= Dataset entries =
(begin)

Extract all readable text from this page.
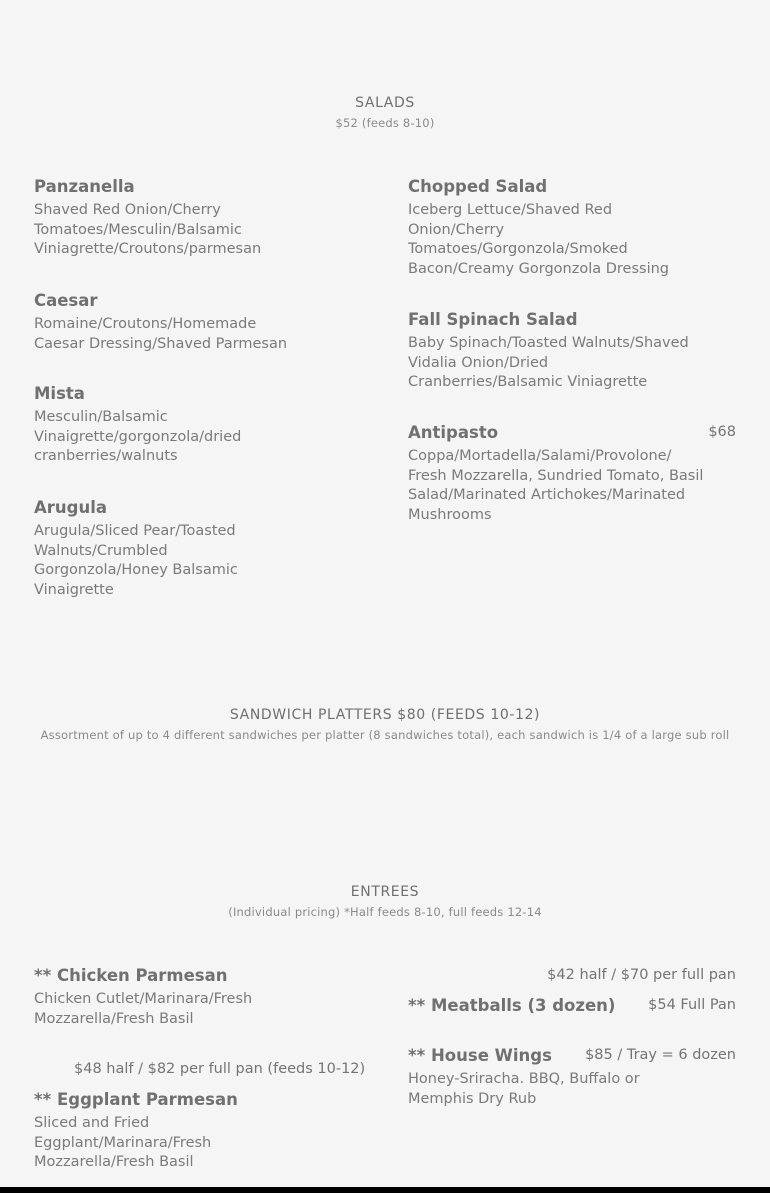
SALADS
$52 (feeds 8-10)
Panzanella
Shaved Red Onion/Cherry Tomatoes/Mesculin/Balsamic Viniagrette/Croutons/parmesan
Caesar
Romaine/Croutons/Homemade Caesar Dressing/Shaved Parmesan
Mista
Mesculin/Balsamic Vinaigrette/gorgonzola/dried cranberries/walnuts
Arugula
Arugula/Sliced Pear/Toasted Walnuts/Crumbled Gorgonzola/Honey Balsamic Vinaigrette
Chopped Salad
Iceberg Lettuce/Shaved Red Onion/Cherry Tomatoes/Gorgonzola/Smoked Bacon/Creamy Gorgonzola Dressing
Fall Spinach Salad
Baby Spinach/Toasted Walnuts/Shaved Vidalia Onion/Dried Cranberries/Balsamic Viniagrette
Antipasto
Coppa/Mortadella/Salami/Provolone/ Fresh Mozzarella, Sundried Tomato, Basil Salad/Marinated Artichokes/Marinated Mushrooms
$68
SANDWICH PLATTERS $80 (FEEDS 10-12)
Assortment of up to 4 different sandwiches per platter (8 sandwiches total), each sandwich is 1/4 of a large sub roll
ENTREES
(Individual pricing) *Half feeds 8-10, full feeds 12-14
** Chicken Parmesan
Chicken Cutlet/Marinara/Fresh Mozzarella/Fresh Basil
$48 half / $82 per full pan (feeds 10-12)
** Eggplant Parmesan
Sliced and Fried Eggplant/Marinara/Fresh Mozzarella/Fresh Basil
$42 half / $70 per full pan
** Meatballs (3 dozen)	$54 Full Pan
** House Wings
Honey-Sriracha. BBQ, Buffalo or Memphis Dry Rub
$85 / Tray = 6 dozen
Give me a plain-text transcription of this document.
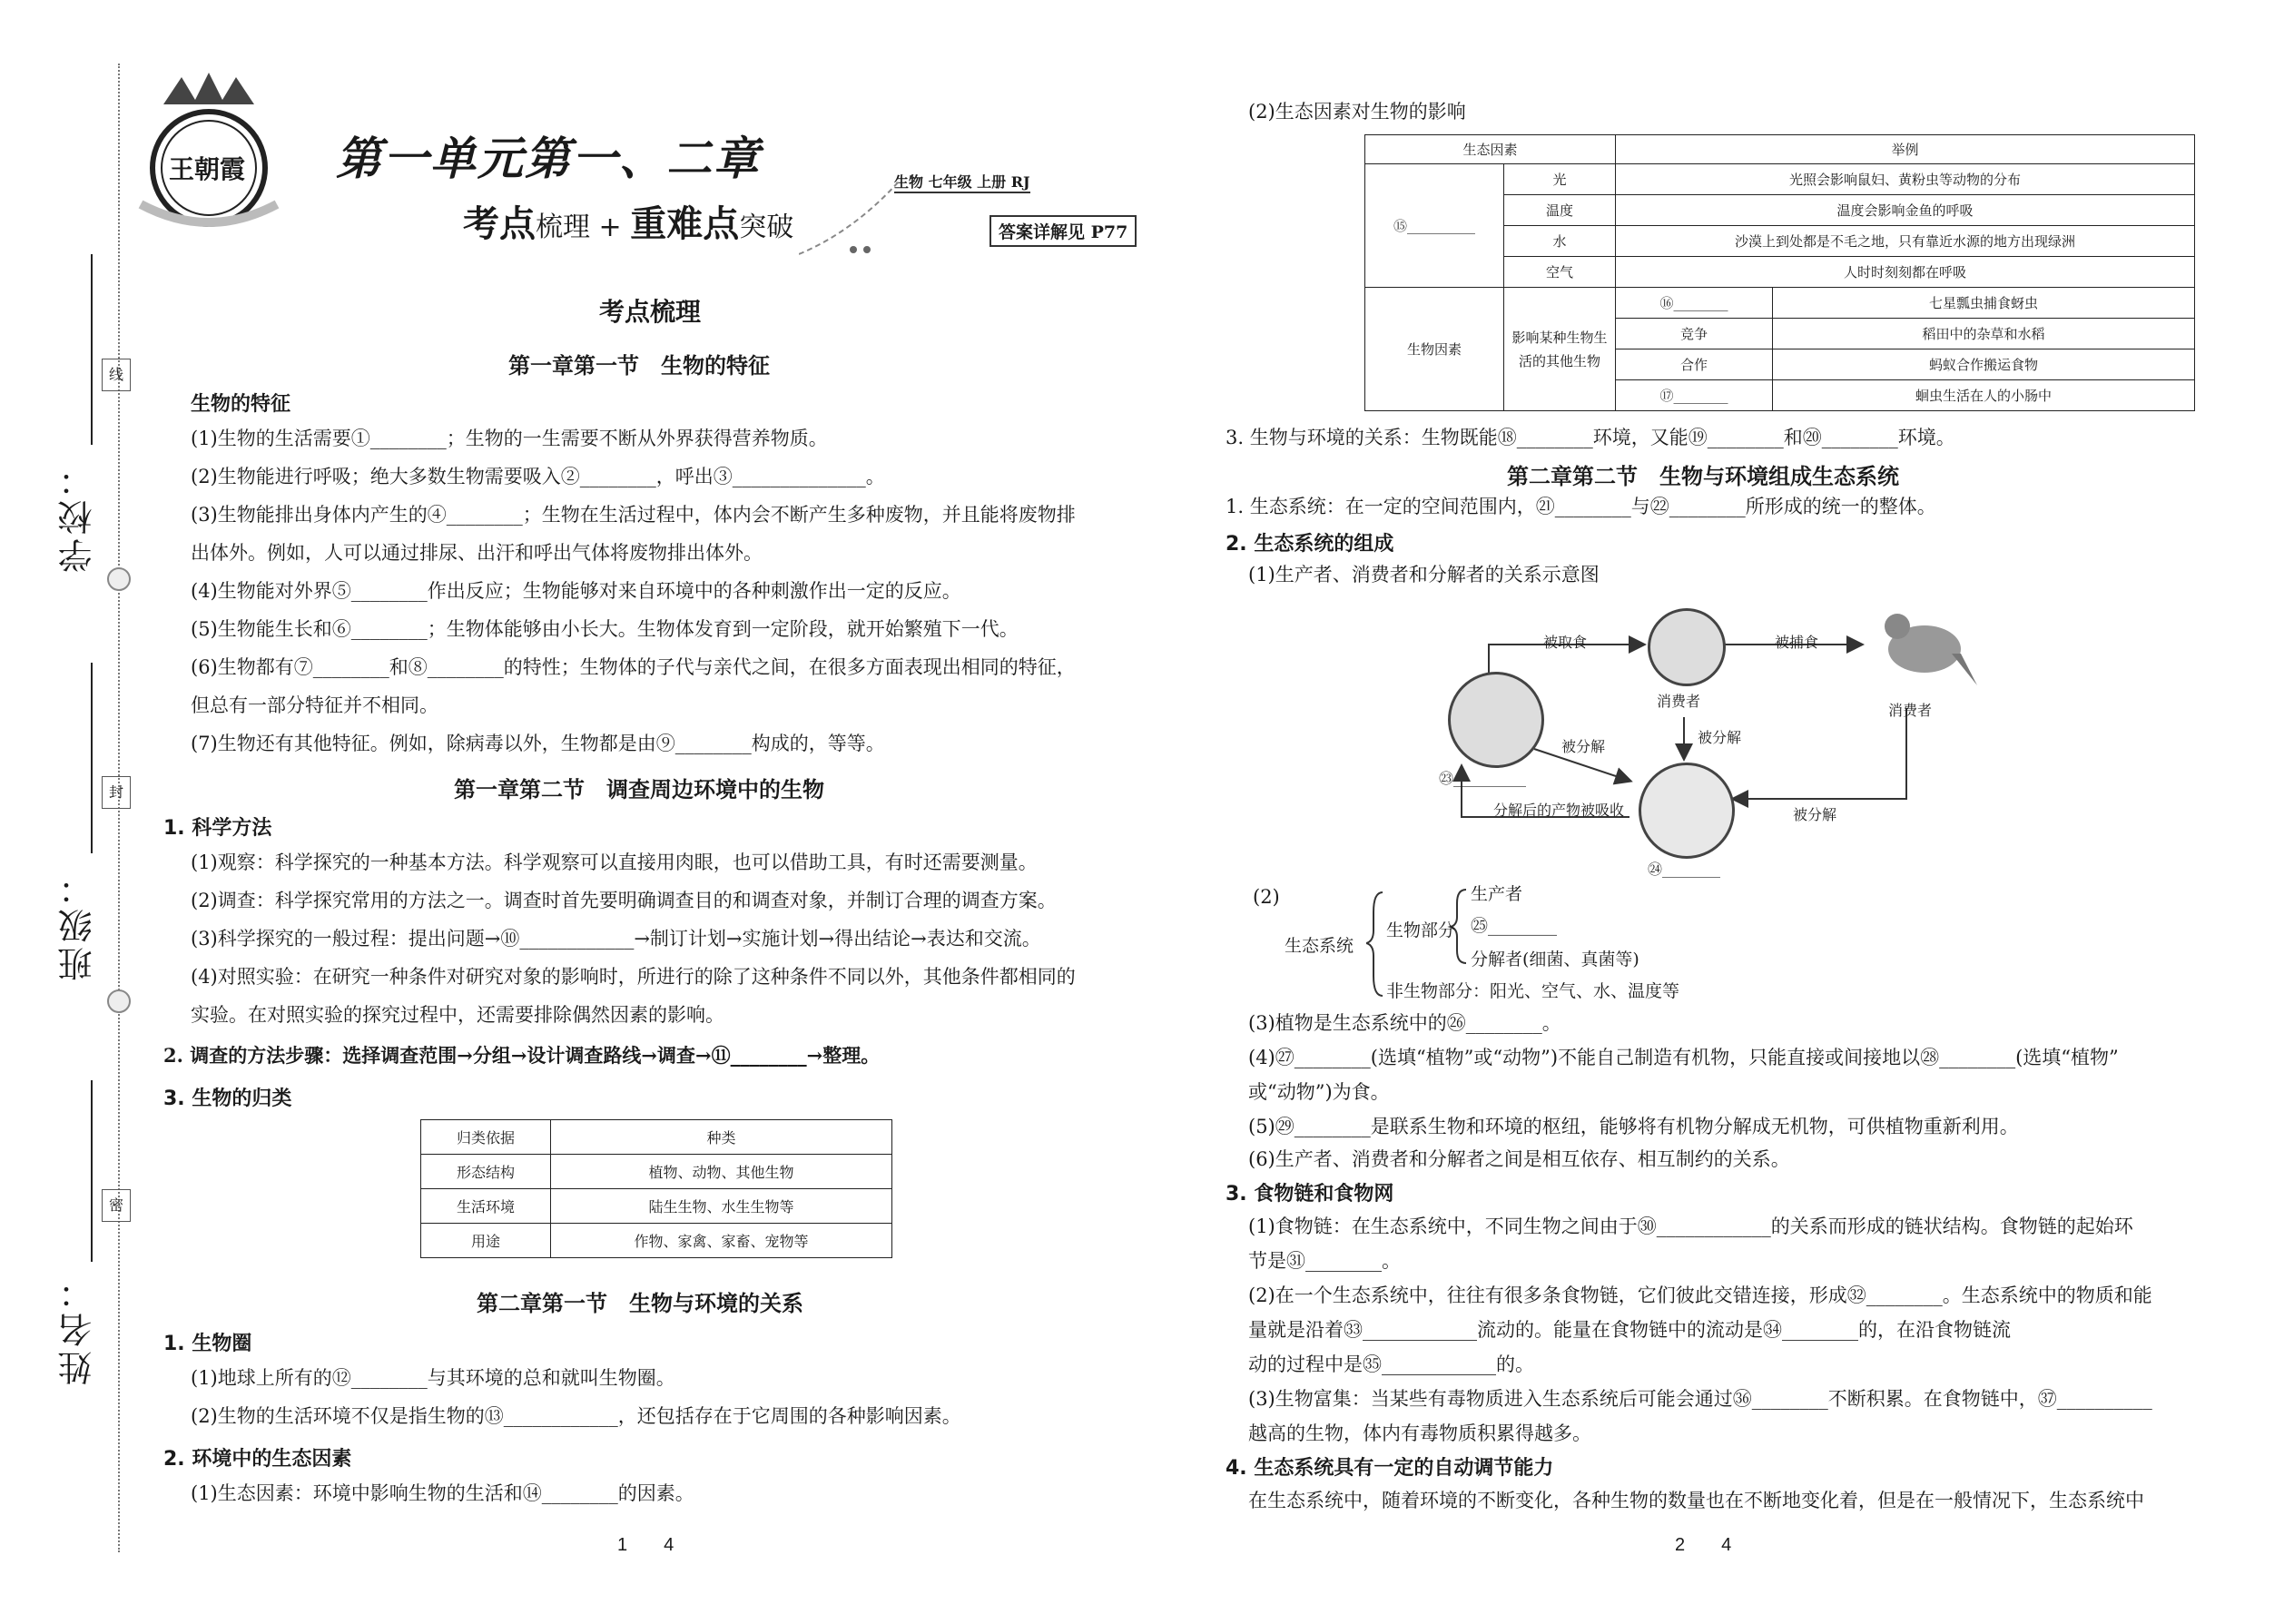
学校：
班级：
姓名：
线
封
密
王朝霞 第一单元第一、二章
考点梳理 + 重难点突破
生物 七年级 上册 RJ
答案详解见 P77
考点梳理
第一章第一节　生物的特征
生物的特征
(1)生物的生活需要①________；生物的一生需要不断从外界获得营养物质。
(2)生物能进行呼吸；绝大多数生物需要吸入②________，呼出③______________。
(3)生物能排出身体内产生的④________；生物在生活过程中，体内会不断产生多种废物，并且能将废物排
出体外。例如，人可以通过排尿、出汗和呼出气体将废物排出体外。
(4)生物能对外界⑤________作出反应；生物能够对来自环境中的各种刺激作出一定的反应。
(5)生物能生长和⑥________；生物体能够由小长大。生物体发育到一定阶段，就开始繁殖下一代。
(6)生物都有⑦________和⑧________的特性；生物体的子代与亲代之间，在很多方面表现出相同的特征，
但总有一部分特征并不相同。
(7)生物还有其他特征。例如，除病毒以外，生物都是由⑨________构成的，等等。
第一章第二节　调查周边环境中的生物
1. 科学方法
(1)观察：科学探究的一种基本方法。科学观察可以直接用肉眼，也可以借助工具，有时还需要测量。
(2)调查：科学探究常用的方法之一。调查时首先要明确调查目的和调查对象，并制订合理的调查方案。
(3)科学探究的一般过程：提出问题→⑩____________→制订计划→实施计划→得出结论→表达和交流。
(4)对照实验：在研究一种条件对研究对象的影响时，所进行的除了这种条件不同以外，其他条件都相同的
实验。在对照实验的探究过程中，还需要排除偶然因素的影响。
2. 调查的方法步骤：选择调查范围→分组→设计调查路线→调查→⑪________→整理。
3. 生物的归类
归类依据	种类
形态结构	植物、动物、其他生物
生活环境	陆生生物、水生生物等
用途	作物、家禽、家畜、宠物等
第二章第一节　生物与环境的关系
1. 生物圈
(1)地球上所有的⑫________与其环境的总和就叫生物圈。
(2)生物的生活环境不仅是指生物的⑬____________，还包括存在于它周围的各种影响因素。
2. 环境中的生态因素
(1)生态因素：环境中影响生物的生活和⑭________的因素。
1　　4
(2)生态因素对生物的影响
生态因素		举例	
⑮__________	光	光照会影响鼠妇、黄粉虫等动物的分布	
	温度	温度会影响金鱼的呼吸	
	水	沙漠上到处都是不毛之地，只有靠近水源的地方出现绿洲	
	空气	人时时刻刻都在呼吸	
生物因素	影响某种生物生活的其他生物	⑯________	七星瓢虫捕食蚜虫
		竞争	稻田中的杂草和水稻
		合作	蚂蚁合作搬运食物
		⑰________	蛔虫生活在人的小肠中
3. 生物与环境的关系：生物既能⑱________环境，又能⑲________和⑳________环境。
第二章第二节　生物与环境组成生态系统
1. 生态系统：在一定的空间范围内，㉑________与㉒________所形成的统一的整体。
2. 生态系统的组成
(1)生产者、消费者和分解者的关系示意图
被取食	被捕食
消费者
消费者
被分解
被分解
被分解
分解后的产物被吸收
㉓__________
㉔________
(2)
生态系统
生物部分
生产者
㉕________
分解者(细菌、真菌等)
非生物部分：阳光、空气、水、温度等
(3)植物是生态系统中的㉖________。
(4)㉗________(选填“植物”或“动物”)不能自己制造有机物，只能直接或间接地以㉘________(选填“植物”
或“动物”)为食。
(5)㉙________是联系生物和环境的枢纽，能够将有机物分解成无机物，可供植物重新利用。
(6)生产者、消费者和分解者之间是相互依存、相互制约的关系。
3. 食物链和食物网
(1)食物链：在生态系统中，不同生物之间由于㉚____________的关系而形成的链状结构。食物链的起始环
节是㉛________。
(2)在一个生态系统中，往往有很多条食物链，它们彼此交错连接，形成㉜________。生态系统中的物质和能
量就是沿着㉝____________流动的。能量在食物链中的流动是㉞________的，在沿食物链流
动的过程中是㉟____________的。
(3)生物富集：当某些有毒物质进入生态系统后可能会通过㊱________不断积累。在食物链中，㊲__________
越高的生物，体内有毒物质积累得越多。
4. 生态系统具有一定的自动调节能力
在生态系统中，随着环境的不断变化，各种生物的数量也在不断地变化着，但是在一般情况下，生态系统中
2　　4
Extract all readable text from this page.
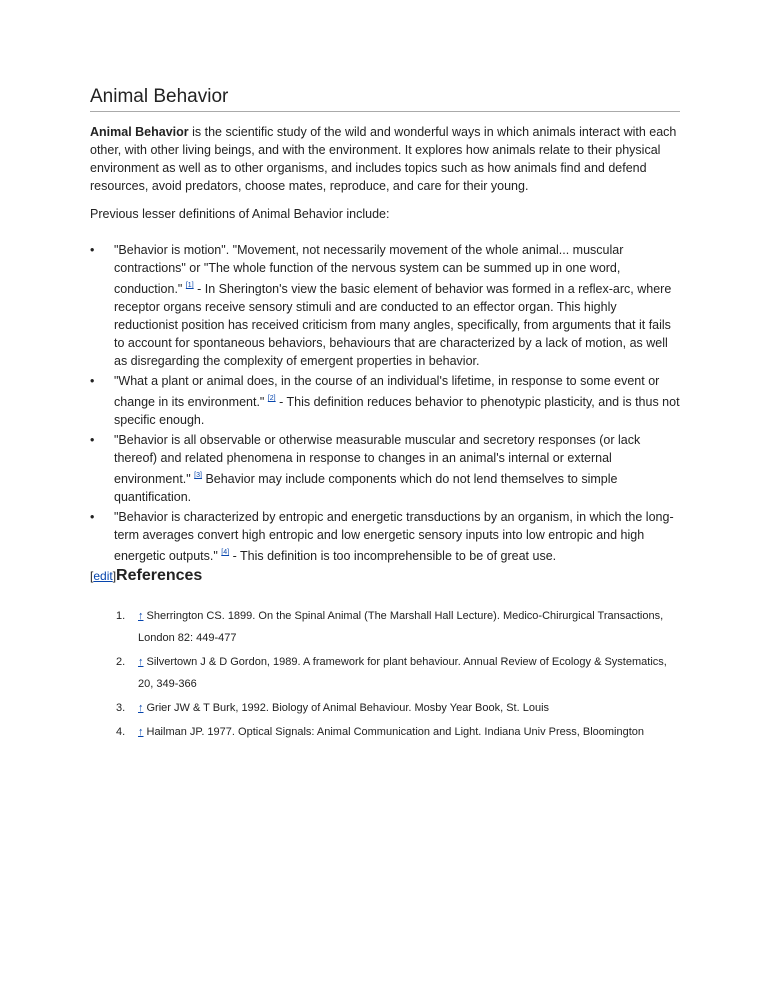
Animal Behavior

Animal Behavior is the scientific study of the wild and wonderful ways in which animals interact with each other, with other living beings, and with the environment. It explores how animals relate to their physical environment as well as to other organisms, and includes topics such as how animals find and defend resources, avoid predators, choose mates, reproduce, and care for their young.

Previous lesser definitions of Animal Behavior include:

• "Behavior is motion". "Movement, not necessarily movement of the whole animal... muscular contractions" or "The whole function of the nervous system can be summed up in one word, conduction." [1] - In Sherington's view the basic element of behavior was formed in a reflex-arc, where receptor organs receive sensory stimuli and are conducted to an effector organ. This highly reductionist position has received criticism from many angles, specifically, from arguments that it fails to account for spontaneous behaviors, behaviours that are characterized by a lack of motion, as well as disregarding the complexity of emergent properties in behavior.
• "What a plant or animal does, in the course of an individual's lifetime, in response to some event or change in its environment." [2] - This definition reduces behavior to phenotypic plasticity, and is thus not specific enough.
• "Behavior is all observable or otherwise measurable muscular and secretory responses (or lack thereof) and related phenomena in response to changes in an animal's internal or external environment." [3] Behavior may include components which do not lend themselves to simple quantification.
• "Behavior is characterized by entropic and energetic transductions by an organism, in which the long-term averages convert high entropic and low energetic sensory inputs into low entropic and high energetic outputs." [4] - This definition is too incomprehensible to be of great use.
[edit]References
1. ↑ Sherrington CS. 1899. On the Spinal Animal (The Marshall Hall Lecture). Medico-Chirurgical Transactions, London 82: 449-477
2. ↑ Silvertown J & D Gordon, 1989. A framework for plant behaviour. Annual Review of Ecology & Systematics, 20, 349-366
3. ↑ Grier JW & T Burk, 1992. Biology of Animal Behaviour. Mosby Year Book, St. Louis
4. ↑ Hailman JP. 1977. Optical Signals: Animal Communication and Light. Indiana Univ Press, Bloomington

(end)

= Do this =
Find all the lines containing "Honey" in the material, then copy them.

= The result =
Arugula/Sliced Pear/Toasted Walnuts/Crumbled Gorgonzola/Honey Balsamic Vinaigrette
Honey-Sriracha. BBQ, Buffalo or Memphis Dry Rub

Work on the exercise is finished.